Your task.
Print the complete set of entries exactly.

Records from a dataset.

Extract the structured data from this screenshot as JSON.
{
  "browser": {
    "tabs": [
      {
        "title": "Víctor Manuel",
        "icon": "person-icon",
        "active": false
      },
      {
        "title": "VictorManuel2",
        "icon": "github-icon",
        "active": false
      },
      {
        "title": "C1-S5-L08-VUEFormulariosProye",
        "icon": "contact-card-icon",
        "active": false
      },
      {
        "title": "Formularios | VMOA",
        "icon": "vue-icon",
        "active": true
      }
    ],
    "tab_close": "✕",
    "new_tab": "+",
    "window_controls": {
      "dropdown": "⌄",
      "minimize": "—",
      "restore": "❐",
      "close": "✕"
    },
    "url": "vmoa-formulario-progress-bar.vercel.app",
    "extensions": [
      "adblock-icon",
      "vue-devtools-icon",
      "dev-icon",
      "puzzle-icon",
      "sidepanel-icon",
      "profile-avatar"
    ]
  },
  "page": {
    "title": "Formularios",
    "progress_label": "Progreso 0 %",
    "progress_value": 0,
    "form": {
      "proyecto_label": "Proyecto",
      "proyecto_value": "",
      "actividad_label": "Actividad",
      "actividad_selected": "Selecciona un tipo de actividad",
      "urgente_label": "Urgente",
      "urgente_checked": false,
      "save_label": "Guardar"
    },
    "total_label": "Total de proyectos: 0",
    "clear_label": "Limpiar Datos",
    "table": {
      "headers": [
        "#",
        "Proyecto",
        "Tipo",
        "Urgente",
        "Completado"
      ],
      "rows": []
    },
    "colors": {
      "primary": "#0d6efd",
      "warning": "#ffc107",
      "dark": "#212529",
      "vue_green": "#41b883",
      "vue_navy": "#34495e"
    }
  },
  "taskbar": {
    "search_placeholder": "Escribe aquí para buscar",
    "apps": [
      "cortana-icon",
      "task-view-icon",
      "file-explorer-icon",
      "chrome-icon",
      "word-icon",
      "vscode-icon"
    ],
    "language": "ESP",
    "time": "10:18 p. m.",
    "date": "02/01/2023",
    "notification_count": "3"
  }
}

Response below.
Extract the structured data from this screenshot as JSON.
{
  "browser": {
    "tabs": [
      {
        "title": "Víctor Manuel",
        "icon": "person-icon",
        "active": false
      },
      {
        "title": "VictorManuel2",
        "icon": "github-icon",
        "active": false
      },
      {
        "title": "C1-S5-L08-VUEFormulariosProye",
        "icon": "contact-card-icon",
        "active": false
      },
      {
        "title": "Formularios | VMOA",
        "icon": "vue-icon",
        "active": true
      }
    ],
    "tab_close": "✕",
    "new_tab": "+",
    "window_controls": {
      "dropdown": "⌄",
      "minimize": "—",
      "restore": "❐",
      "close": "✕"
    },
    "url": "vmoa-formulario-progress-bar.vercel.app",
    "extensions": [
      "adblock-icon",
      "vue-devtools-icon",
      "dev-icon",
      "puzzle-icon",
      "sidepanel-icon",
      "profile-avatar"
    ]
  },
  "page": {
    "title": "Formularios",
    "progress_label": "Progreso 0 %",
    "progress_value": 0,
    "form": {
      "proyecto_label": "Proyecto",
      "proyecto_value": "",
      "actividad_label": "Actividad",
      "actividad_selected": "Selecciona un tipo de actividad",
      "urgente_label": "Urgente",
      "urgente_checked": false,
      "save_label": "Guardar"
    },
    "total_label": "Total de proyectos: 0",
    "clear_label": "Limpiar Datos",
    "table": {
      "headers": [
        "#",
        "Proyecto",
        "Tipo",
        "Urgente",
        "Completado"
      ],
      "rows": []
    },
    "colors": {
      "primary": "#0d6efd",
      "warning": "#ffc107",
      "dark": "#212529",
      "vue_green": "#41b883",
      "vue_navy": "#34495e"
    }
  },
  "taskbar": {
    "search_placeholder": "Escribe aquí para buscar",
    "apps": [
      "cortana-icon",
      "task-view-icon",
      "file-explorer-icon",
      "chrome-icon",
      "word-icon",
      "vscode-icon"
    ],
    "language": "ESP",
    "time": "10:18 p. m.",
    "date": "02/01/2023",
    "notification_count": "3"
  }
}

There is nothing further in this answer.